● **Selected extract**:
----------
In this article, we will explore about Dividend vs SWP and why SWP (Systematic Withdrawal Plan) is a better option when compared to a dividend plan.

Difference Between SWP and Dividend Plan

Systematic Withdrawal Plans (SWP) and Dividend Plans are two popular investment options in India. Both these plans offer regular income to investors, but they differ in several aspects.

SWP is a facility offered by mutual funds where the investor can withdraw a fixed amount of money at regular intervals. The investor can choose the amount and frequency of withdrawal according to their financial needs.

SWP is suitable for investors with a lump sum amount to invest and who want a regular income without affecting the principal amount. In an SWP, the mutual fund units are redeemed to provide income, and the value of the investment may fluctuate.

On the other hand, Dividend Plan is a type of mutual fund plan where the investor receives regular dividends from the mutual fund. Dividends are distributed from the profits earned by the mutual fund.

Dividend Plan is suitable for investors looking for a regular income and can afford to take some risk with their investment. However, the amount of the dividend is not fixed and may vary depending on the performance of the mutual fund.

Let us have a look at the significant difference between Dividend vs SWP-

Differences

SWP

Dividend Plan

Investment Objective

The SWP is designed for investors who want to withdraw a fixed amount of money periodically from their investment.

Dividend Plan is for investors who want regular income in the form of dividends.

Returns

In SWP, the investor's returns depend on the market conditions at the time of withdrawal.

In the Dividend Plan, the returns are based on the performance of the mutual fund scheme.

Taxation

SWP is subject to capital gains tax, which is calculated based on the redemption value of the investment.

Dividend Plan is subject to Dividend Distribution Tax (DDT), which the mutual fund company pays.

Flexibility

SWP offers more flexibility to investors, as they can choose the frequency of withdrawals and the amount to be withdrawn.

In the Dividend Plan, the frequency and amount of dividends are determined by the mutual fund company.

Risk

The SWP is less risky than the Dividend Plan, as the investor can withdraw the fixed amount irrespective of the market conditions.

In the Dividend Plan, the investor's returns depend on the performance of the mutual fund scheme, which is subject to market risks.

4 Reasons Why SWP Is Better Than Dividend Plan

In general, SWP scores over the Dividend plan on most fronts. Here is the list of 4 reasons why SWP is a better option than a Dividend plan:

1. Surety of Fixed payout

A Systematic Withdrawal Plan (SWP) entails a stable payout to the investors at predetermined intervals. This implies that the investments will be repaid entirely along with the gains at some stage.
----------
● **Record extracts**:
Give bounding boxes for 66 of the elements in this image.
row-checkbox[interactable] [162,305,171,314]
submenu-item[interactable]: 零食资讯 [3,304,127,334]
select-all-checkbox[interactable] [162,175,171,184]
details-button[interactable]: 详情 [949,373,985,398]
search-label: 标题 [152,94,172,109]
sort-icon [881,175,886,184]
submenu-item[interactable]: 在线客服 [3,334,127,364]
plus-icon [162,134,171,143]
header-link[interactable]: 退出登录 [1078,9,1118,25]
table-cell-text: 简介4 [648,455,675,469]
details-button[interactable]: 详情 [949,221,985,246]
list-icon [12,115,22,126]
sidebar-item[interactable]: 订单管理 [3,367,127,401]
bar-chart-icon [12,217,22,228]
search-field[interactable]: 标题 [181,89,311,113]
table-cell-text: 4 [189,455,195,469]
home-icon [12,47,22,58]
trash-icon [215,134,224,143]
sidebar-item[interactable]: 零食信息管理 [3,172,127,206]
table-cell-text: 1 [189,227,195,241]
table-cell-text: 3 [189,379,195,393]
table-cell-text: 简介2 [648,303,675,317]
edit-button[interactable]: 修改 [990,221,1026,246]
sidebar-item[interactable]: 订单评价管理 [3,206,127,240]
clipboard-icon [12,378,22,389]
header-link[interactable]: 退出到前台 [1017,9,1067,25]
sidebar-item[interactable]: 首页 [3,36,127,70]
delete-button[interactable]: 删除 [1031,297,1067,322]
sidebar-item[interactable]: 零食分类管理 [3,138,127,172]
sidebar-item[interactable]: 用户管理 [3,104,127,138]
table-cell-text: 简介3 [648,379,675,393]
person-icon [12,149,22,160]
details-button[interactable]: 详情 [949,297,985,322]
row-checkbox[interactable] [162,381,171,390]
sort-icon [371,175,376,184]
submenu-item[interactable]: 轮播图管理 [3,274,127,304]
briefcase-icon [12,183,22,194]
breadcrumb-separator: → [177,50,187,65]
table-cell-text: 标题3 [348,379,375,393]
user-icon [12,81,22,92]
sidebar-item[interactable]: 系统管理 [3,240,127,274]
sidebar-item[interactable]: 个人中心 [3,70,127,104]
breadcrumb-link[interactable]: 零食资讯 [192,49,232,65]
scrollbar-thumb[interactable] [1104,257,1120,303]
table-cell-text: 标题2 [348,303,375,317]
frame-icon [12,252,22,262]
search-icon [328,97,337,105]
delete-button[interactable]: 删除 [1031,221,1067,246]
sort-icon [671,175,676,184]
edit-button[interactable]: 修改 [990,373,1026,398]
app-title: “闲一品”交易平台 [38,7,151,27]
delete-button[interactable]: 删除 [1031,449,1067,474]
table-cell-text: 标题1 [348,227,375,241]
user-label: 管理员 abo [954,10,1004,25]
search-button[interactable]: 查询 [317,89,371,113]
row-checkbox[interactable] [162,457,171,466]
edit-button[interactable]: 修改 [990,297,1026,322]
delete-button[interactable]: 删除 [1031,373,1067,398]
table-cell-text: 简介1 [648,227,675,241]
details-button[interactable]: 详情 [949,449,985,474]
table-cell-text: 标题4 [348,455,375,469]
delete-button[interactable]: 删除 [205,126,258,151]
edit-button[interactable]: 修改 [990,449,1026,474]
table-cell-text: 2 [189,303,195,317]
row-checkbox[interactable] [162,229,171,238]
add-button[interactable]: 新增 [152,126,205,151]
----------
● **Work to do**:
1/ Using the article on SWP and dividend plans, answer each question in one line: (a) Who pays the Dividend Distribution Tax under a Dividend Plan? (b) From what are dividends distributed? (c) What tax applies to SWP, and on what basis is it calculated?
2/ List every category the article on SWP and dividend plans uses to compare the two options in its table of differences.

● **Answers provided**:
1/
(a) The mutual fund company.
(b) The profits earned by the mutual fund.
(c) Capital gains tax, calculated based on the redemption value of the investment.

2/
Investment Objective
Returns
Taxation
Flexibility
Risk